Print the data exactly as it is given, please.

▶

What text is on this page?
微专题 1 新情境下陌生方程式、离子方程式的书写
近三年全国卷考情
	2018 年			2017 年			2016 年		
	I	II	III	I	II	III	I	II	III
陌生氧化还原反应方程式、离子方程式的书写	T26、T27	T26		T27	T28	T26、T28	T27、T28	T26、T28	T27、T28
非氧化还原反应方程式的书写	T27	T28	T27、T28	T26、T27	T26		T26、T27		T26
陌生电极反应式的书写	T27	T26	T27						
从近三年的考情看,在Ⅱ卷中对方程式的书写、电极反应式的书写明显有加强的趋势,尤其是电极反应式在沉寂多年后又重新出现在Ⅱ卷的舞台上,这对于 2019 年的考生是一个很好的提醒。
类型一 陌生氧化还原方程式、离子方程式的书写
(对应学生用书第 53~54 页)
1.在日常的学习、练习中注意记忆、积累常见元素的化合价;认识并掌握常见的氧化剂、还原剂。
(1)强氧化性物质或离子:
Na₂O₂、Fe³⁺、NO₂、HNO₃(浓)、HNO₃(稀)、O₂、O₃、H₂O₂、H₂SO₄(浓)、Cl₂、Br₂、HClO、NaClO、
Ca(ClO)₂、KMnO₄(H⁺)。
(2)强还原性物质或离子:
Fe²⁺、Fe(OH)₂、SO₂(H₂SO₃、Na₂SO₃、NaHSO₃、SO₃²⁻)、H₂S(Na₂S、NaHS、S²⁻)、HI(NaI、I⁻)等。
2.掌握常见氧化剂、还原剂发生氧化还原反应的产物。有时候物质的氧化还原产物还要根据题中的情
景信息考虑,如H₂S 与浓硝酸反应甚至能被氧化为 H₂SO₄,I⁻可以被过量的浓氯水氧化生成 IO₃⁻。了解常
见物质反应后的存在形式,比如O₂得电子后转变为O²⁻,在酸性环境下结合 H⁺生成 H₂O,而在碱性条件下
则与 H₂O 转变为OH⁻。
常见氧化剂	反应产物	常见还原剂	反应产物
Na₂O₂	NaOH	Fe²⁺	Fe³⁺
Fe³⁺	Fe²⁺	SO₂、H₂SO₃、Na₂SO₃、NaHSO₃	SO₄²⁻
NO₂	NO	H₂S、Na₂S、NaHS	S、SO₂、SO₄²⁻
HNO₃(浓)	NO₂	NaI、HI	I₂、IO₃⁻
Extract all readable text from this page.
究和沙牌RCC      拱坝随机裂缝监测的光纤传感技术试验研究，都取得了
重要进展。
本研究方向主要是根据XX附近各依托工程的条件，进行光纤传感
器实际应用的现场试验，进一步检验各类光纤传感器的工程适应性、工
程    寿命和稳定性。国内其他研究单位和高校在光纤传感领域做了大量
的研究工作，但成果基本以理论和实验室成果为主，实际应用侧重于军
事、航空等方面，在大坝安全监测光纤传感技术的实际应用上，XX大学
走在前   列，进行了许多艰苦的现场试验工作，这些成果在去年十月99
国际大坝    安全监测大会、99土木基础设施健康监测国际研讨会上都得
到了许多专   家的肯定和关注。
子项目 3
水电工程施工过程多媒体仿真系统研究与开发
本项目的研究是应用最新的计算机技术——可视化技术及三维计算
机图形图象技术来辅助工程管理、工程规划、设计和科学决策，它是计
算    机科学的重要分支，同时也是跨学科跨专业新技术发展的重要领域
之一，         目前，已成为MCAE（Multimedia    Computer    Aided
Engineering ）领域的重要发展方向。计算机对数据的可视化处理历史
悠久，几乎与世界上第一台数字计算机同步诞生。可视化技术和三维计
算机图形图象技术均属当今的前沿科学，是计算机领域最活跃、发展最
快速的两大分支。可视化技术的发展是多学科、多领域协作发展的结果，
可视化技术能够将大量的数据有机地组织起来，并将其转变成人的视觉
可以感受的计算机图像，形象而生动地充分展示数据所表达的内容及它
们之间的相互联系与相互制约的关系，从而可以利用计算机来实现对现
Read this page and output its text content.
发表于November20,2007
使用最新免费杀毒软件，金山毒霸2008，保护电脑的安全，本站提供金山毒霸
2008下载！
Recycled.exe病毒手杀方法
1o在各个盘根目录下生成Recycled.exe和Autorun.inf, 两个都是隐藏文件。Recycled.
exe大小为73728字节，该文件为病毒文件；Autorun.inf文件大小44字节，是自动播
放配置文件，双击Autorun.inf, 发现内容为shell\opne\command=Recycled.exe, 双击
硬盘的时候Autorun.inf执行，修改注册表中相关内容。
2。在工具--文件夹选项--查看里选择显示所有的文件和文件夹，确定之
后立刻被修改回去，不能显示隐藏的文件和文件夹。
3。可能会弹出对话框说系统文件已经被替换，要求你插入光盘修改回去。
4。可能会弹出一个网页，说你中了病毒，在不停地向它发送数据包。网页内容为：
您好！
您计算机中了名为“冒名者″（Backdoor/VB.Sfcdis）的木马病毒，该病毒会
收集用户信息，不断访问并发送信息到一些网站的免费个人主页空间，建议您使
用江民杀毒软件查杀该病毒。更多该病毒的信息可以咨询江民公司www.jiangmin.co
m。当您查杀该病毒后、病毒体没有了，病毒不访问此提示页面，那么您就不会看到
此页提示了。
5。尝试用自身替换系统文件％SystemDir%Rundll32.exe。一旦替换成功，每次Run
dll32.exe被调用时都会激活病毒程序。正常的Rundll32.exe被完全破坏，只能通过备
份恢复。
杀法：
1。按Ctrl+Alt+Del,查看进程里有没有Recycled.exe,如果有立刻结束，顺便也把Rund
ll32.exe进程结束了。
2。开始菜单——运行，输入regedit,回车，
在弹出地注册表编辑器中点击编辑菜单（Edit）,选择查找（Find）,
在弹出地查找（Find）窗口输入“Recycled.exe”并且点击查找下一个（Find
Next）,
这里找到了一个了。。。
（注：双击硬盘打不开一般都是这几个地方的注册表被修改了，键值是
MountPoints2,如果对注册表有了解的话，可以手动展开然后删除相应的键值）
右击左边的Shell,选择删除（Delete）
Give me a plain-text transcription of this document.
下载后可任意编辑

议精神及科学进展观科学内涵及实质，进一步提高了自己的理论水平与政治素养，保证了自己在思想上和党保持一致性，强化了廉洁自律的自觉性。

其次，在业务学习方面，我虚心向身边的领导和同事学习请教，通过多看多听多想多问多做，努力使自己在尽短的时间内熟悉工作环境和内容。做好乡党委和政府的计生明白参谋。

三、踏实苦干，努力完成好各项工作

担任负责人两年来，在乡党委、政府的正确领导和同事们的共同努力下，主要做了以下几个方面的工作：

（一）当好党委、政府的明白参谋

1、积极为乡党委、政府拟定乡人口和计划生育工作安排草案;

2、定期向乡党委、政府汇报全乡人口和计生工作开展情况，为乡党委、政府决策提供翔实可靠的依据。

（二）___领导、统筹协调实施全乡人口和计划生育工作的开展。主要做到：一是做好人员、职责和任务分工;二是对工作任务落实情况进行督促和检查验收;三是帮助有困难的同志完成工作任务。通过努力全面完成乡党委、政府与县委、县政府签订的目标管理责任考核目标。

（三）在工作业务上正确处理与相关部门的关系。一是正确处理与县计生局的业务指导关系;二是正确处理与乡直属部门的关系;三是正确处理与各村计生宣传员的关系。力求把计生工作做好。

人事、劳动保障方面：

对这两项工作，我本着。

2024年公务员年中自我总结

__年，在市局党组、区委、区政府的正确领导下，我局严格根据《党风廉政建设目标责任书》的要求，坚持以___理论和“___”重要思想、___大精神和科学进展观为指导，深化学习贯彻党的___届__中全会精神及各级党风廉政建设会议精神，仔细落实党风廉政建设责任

◀

Task response
What text is on this page?
微专题 1 新情境下陌生方程式、离子方程式的书写
近三年全国卷考情
	2018 年			2017 年			2016 年		
	I	II	III	I	II	III	I	II	III
陌生氧化还原反应方程式、离子方程式的书写	T26、T27	T26		T27	T28	T26、T28	T27、T28	T26、T28	T27、T28
非氧化还原反应方程式的书写	T27	T28	T27、T28	T26、T27	T26		T26、T27		T26
陌生电极反应式的书写	T27	T26	T27						
从近三年的考情看,在Ⅱ卷中对方程式的书写、电极反应式的书写明显有加强的趋势,尤其是电极反应式在沉寂多年后又重新出现在Ⅱ卷的舞台上,这对于 2019 年的考生是一个很好的提醒。
类型一 陌生氧化还原方程式、离子方程式的书写
(对应学生用书第 53~54 页)
1.在日常的学习、练习中注意记忆、积累常见元素的化合价;认识并掌握常见的氧化剂、还原剂。
(1)强氧化性物质或离子:
Na₂O₂、Fe³⁺、NO₂、HNO₃(浓)、HNO₃(稀)、O₂、O₃、H₂O₂、H₂SO₄(浓)、Cl₂、Br₂、HClO、NaClO、
Ca(ClO)₂、KMnO₄(H⁺)。
(2)强还原性物质或离子:
Fe²⁺、Fe(OH)₂、SO₂(H₂SO₃、Na₂SO₃、NaHSO₃、SO₃²⁻)、H₂S(Na₂S、NaHS、S²⁻)、HI(NaI、I⁻)等。
2.掌握常见氧化剂、还原剂发生氧化还原反应的产物。有时候物质的氧化还原产物还要根据题中的情
景信息考虑,如H₂S 与浓硝酸反应甚至能被氧化为 H₂SO₄,I⁻可以被过量的浓氯水氧化生成 IO₃⁻。了解常
见物质反应后的存在形式,比如O₂得电子后转变为O²⁻,在酸性环境下结合 H⁺生成 H₂O,而在碱性条件下
则与 H₂O 转变为OH⁻。
常见氧化剂	反应产物	常见还原剂	反应产物
Na₂O₂	NaOH	Fe²⁺	Fe³⁺
Fe³⁺	Fe²⁺	SO₂、H₂SO₃、Na₂SO₃、NaHSO₃	SO₄²⁻
NO₂	NO	H₂S、Na₂S、NaHS	S、SO₂、SO₄²⁻
HNO₃(浓)	NO₂	NaI、HI	I₂、IO₃⁻
Extract all readable text from this page.
究和沙牌RCC      拱坝随机裂缝监测的光纤传感技术试验研究，都取得了
重要进展。
本研究方向主要是根据XX附近各依托工程的条件，进行光纤传感
器实际应用的现场试验，进一步检验各类光纤传感器的工程适应性、工
程    寿命和稳定性。国内其他研究单位和高校在光纤传感领域做了大量
的研究工作，但成果基本以理论和实验室成果为主，实际应用侧重于军
事、航空等方面，在大坝安全监测光纤传感技术的实际应用上，XX大学
走在前   列，进行了许多艰苦的现场试验工作，这些成果在去年十月99
国际大坝    安全监测大会、99土木基础设施健康监测国际研讨会上都得
到了许多专   家的肯定和关注。
子项目 3
水电工程施工过程多媒体仿真系统研究与开发
本项目的研究是应用最新的计算机技术——可视化技术及三维计算
机图形图象技术来辅助工程管理、工程规划、设计和科学决策，它是计
算    机科学的重要分支，同时也是跨学科跨专业新技术发展的重要领域
之一，         目前，已成为MCAE（Multimedia    Computer    Aided
Engineering ）领域的重要发展方向。计算机对数据的可视化处理历史
悠久，几乎与世界上第一台数字计算机同步诞生。可视化技术和三维计
算机图形图象技术均属当今的前沿科学，是计算机领域最活跃、发展最
快速的两大分支。可视化技术的发展是多学科、多领域协作发展的结果，
可视化技术能够将大量的数据有机地组织起来，并将其转变成人的视觉
可以感受的计算机图像，形象而生动地充分展示数据所表达的内容及它
们之间的相互联系与相互制约的关系，从而可以利用计算机来实现对现
Read this page and output its text content.
发表于November20,2007
使用最新免费杀毒软件，金山毒霸2008，保护电脑的安全，本站提供金山毒霸
2008下载！
Recycled.exe病毒手杀方法
1o在各个盘根目录下生成Recycled.exe和Autorun.inf, 两个都是隐藏文件。Recycled.
exe大小为73728字节，该文件为病毒文件；Autorun.inf文件大小44字节，是自动播
放配置文件，双击Autorun.inf, 发现内容为shell\opne\command=Recycled.exe, 双击
硬盘的时候Autorun.inf执行，修改注册表中相关内容。
2。在工具--文件夹选项--查看里选择显示所有的文件和文件夹，确定之
后立刻被修改回去，不能显示隐藏的文件和文件夹。
3。可能会弹出对话框说系统文件已经被替换，要求你插入光盘修改回去。
4。可能会弹出一个网页，说你中了病毒，在不停地向它发送数据包。网页内容为：
您好！
您计算机中了名为“冒名者″（Backdoor/VB.Sfcdis）的木马病毒，该病毒会
收集用户信息，不断访问并发送信息到一些网站的免费个人主页空间，建议您使
用江民杀毒软件查杀该病毒。更多该病毒的信息可以咨询江民公司www.jiangmin.co
m。当您查杀该病毒后、病毒体没有了，病毒不访问此提示页面，那么您就不会看到
此页提示了。
5。尝试用自身替换系统文件％SystemDir%Rundll32.exe。一旦替换成功，每次Run
dll32.exe被调用时都会激活病毒程序。正常的Rundll32.exe被完全破坏，只能通过备
份恢复。
杀法：
1。按Ctrl+Alt+Del,查看进程里有没有Recycled.exe,如果有立刻结束，顺便也把Rund
ll32.exe进程结束了。
2。开始菜单——运行，输入regedit,回车，
在弹出地注册表编辑器中点击编辑菜单（Edit）,选择查找（Find）,
在弹出地查找（Find）窗口输入“Recycled.exe”并且点击查找下一个（Find
Next）,
这里找到了一个了。。。
（注：双击硬盘打不开一般都是这几个地方的注册表被修改了，键值是
MountPoints2,如果对注册表有了解的话，可以手动展开然后删除相应的键值）
右击左边的Shell,选择删除（Delete）
Give me a plain-text transcription of this document.
下载后可任意编辑

议精神及科学进展观科学内涵及实质，进一步提高了自己的理论水平与政治素养，保证了自己在思想上和党保持一致性，强化了廉洁自律的自觉性。

其次，在业务学习方面，我虚心向身边的领导和同事学习请教，通过多看多听多想多问多做，努力使自己在尽短的时间内熟悉工作环境和内容。做好乡党委和政府的计生明白参谋。

三、踏实苦干，努力完成好各项工作

担任负责人两年来，在乡党委、政府的正确领导和同事们的共同努力下，主要做了以下几个方面的工作：

（一）当好党委、政府的明白参谋

1、积极为乡党委、政府拟定乡人口和计划生育工作安排草案;

2、定期向乡党委、政府汇报全乡人口和计生工作开展情况，为乡党委、政府决策提供翔实可靠的依据。

（二）___领导、统筹协调实施全乡人口和计划生育工作的开展。主要做到：一是做好人员、职责和任务分工;二是对工作任务落实情况进行督促和检查验收;三是帮助有困难的同志完成工作任务。通过努力全面完成乡党委、政府与县委、县政府签订的目标管理责任考核目标。

（三）在工作业务上正确处理与相关部门的关系。一是正确处理与县计生局的业务指导关系;二是正确处理与乡直属部门的关系;三是正确处理与各村计生宣传员的关系。力求把计生工作做好。

人事、劳动保障方面：

对这两项工作，我本着。

2024年公务员年中自我总结

__年，在市局党组、区委、区政府的正确领导下，我局严格根据《党风廉政建设目标责任书》的要求，坚持以___理论和“___”重要思想、___大精神和科学进展观为指导，深化学习贯彻党的___届__中全会精神及各级党风廉政建设会议精神，仔细落实党风廉政建设责任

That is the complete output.